▶ **REQUIRED WORK**:
From the records below, pull each line that has "Reinforcement".

>> Start RECORDS FOR PROCESSING

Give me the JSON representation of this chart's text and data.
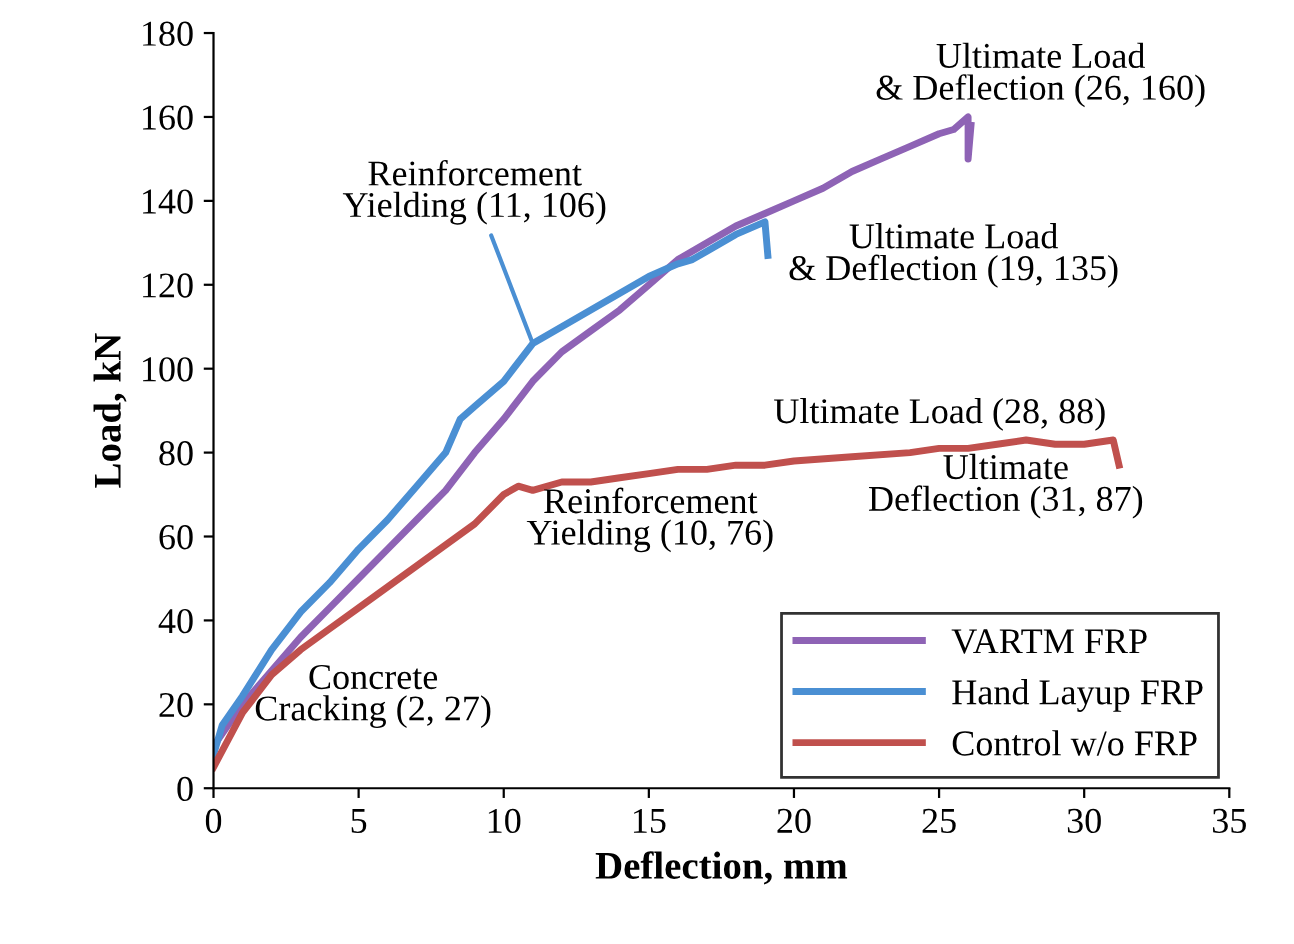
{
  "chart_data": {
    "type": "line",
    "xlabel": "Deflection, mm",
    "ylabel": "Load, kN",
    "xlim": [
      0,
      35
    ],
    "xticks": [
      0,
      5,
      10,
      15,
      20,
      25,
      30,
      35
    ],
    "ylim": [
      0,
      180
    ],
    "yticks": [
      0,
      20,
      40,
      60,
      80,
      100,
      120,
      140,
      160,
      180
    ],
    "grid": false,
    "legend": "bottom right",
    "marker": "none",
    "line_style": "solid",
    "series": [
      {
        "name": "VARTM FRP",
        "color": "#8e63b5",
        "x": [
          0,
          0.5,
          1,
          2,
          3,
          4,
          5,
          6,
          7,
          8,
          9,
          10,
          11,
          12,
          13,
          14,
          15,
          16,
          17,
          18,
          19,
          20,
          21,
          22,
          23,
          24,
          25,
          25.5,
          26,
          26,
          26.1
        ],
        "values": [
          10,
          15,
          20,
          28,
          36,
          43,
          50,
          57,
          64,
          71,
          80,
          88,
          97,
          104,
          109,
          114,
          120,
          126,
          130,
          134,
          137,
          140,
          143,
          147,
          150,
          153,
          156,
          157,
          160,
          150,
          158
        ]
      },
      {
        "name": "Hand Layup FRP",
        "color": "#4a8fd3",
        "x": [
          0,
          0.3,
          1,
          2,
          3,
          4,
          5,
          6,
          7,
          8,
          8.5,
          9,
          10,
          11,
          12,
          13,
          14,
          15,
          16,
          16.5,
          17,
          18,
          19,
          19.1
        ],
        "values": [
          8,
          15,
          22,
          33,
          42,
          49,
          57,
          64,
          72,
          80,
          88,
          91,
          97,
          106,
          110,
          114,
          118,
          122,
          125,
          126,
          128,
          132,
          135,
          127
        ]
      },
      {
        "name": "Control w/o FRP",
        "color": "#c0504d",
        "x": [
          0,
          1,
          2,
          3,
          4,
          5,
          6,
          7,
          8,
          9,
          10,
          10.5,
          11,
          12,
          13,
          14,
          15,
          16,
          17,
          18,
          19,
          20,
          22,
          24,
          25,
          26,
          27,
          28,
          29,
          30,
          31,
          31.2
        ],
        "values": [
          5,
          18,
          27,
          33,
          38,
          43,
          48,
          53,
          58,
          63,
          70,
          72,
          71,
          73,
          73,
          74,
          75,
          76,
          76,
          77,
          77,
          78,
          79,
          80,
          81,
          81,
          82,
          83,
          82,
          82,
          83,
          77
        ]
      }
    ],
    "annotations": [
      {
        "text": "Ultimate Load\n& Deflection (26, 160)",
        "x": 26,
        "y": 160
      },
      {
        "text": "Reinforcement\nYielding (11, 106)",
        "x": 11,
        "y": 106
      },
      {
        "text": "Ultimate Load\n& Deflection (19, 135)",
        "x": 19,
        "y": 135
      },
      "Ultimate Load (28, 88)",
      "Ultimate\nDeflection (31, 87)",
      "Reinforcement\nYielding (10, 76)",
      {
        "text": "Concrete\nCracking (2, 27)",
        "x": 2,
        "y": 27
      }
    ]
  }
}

>> End RECORDS FOR PROCESSING

▶ **CORRECT RESULT**:
        "text": "Reinforcement\nYielding (11, 106)",
      "Reinforcement\nYielding (10, 76)",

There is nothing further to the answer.